# Given problem
Find every line with the word "odoo" and report how many there are, without any other text.

Stored data
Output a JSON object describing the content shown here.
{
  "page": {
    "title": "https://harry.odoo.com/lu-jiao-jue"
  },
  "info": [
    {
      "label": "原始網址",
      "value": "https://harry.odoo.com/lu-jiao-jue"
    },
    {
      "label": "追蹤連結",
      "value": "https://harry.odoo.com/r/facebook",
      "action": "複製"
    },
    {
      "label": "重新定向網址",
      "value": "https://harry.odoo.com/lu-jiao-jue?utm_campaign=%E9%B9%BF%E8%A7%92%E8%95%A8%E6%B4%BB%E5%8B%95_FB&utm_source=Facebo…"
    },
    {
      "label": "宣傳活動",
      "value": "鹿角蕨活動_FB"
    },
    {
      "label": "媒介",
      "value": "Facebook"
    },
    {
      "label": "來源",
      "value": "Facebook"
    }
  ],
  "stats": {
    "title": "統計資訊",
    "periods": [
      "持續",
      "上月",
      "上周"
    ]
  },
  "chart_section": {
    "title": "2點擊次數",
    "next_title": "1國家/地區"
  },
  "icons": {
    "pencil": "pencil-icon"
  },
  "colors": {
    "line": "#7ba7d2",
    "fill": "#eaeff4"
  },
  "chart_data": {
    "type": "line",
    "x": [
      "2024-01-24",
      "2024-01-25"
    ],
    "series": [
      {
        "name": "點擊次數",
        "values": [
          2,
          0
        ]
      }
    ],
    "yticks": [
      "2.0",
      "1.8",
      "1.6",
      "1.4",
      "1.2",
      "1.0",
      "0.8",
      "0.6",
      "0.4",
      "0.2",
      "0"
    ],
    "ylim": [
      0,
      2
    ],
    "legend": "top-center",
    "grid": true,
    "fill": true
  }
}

# Solution to this task
4